* WRITTEN INSTRUCTION *
Write the data out again, exactly as given.

[Saved entries]
○ ○ ○ ○ ○ ○ ○

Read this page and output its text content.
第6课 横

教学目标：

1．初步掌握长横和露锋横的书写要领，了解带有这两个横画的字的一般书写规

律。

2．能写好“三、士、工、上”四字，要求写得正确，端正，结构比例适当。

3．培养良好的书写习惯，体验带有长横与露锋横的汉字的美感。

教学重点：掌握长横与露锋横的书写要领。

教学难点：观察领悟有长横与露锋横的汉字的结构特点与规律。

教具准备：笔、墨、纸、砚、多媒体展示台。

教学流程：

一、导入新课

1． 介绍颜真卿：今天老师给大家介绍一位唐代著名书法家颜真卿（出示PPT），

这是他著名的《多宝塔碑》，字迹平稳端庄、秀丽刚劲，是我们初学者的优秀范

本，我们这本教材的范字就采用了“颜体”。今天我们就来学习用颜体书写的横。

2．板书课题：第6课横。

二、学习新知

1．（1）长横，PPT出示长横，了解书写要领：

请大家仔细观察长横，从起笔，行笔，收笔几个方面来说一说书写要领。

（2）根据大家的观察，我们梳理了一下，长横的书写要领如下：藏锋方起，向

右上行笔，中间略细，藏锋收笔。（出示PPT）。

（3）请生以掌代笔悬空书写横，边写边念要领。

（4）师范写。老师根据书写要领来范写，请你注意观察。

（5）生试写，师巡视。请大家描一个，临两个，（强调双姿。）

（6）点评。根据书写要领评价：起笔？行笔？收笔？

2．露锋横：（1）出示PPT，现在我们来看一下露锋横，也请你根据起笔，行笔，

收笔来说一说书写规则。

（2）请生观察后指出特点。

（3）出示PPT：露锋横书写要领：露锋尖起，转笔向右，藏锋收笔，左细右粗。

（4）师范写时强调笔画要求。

○ ○ ○ ○ ○ ○ ○

* THE SOLUTION *
Read this page and output its text content.
第6课 横

教学目标：

1．初步掌握长横和露锋横的书写要领，了解带有这两个横画的字的一般书写规

律。

2．能写好“三、士、工、上”四字，要求写得正确，端正，结构比例适当。

3．培养良好的书写习惯，体验带有长横与露锋横的汉字的美感。

教学重点：掌握长横与露锋横的书写要领。

教学难点：观察领悟有长横与露锋横的汉字的结构特点与规律。

教具准备：笔、墨、纸、砚、多媒体展示台。

教学流程：

一、导入新课

1． 介绍颜真卿：今天老师给大家介绍一位唐代著名书法家颜真卿（出示PPT），

这是他著名的《多宝塔碑》，字迹平稳端庄、秀丽刚劲，是我们初学者的优秀范

本，我们这本教材的范字就采用了“颜体”。今天我们就来学习用颜体书写的横。

2．板书课题：第6课横。

二、学习新知

1．（1）长横，PPT出示长横，了解书写要领：

请大家仔细观察长横，从起笔，行笔，收笔几个方面来说一说书写要领。

（2）根据大家的观察，我们梳理了一下，长横的书写要领如下：藏锋方起，向

右上行笔，中间略细，藏锋收笔。（出示PPT）。

（3）请生以掌代笔悬空书写横，边写边念要领。

（4）师范写。老师根据书写要领来范写，请你注意观察。

（5）生试写，师巡视。请大家描一个，临两个，（强调双姿。）

（6）点评。根据书写要领评价：起笔？行笔？收笔？

2．露锋横：（1）出示PPT，现在我们来看一下露锋横，也请你根据起笔，行笔，

收笔来说一说书写规则。

（2）请生观察后指出特点。

（3）出示PPT：露锋横书写要领：露锋尖起，转笔向右，藏锋收笔，左细右粗。

（4）师范写时强调笔画要求。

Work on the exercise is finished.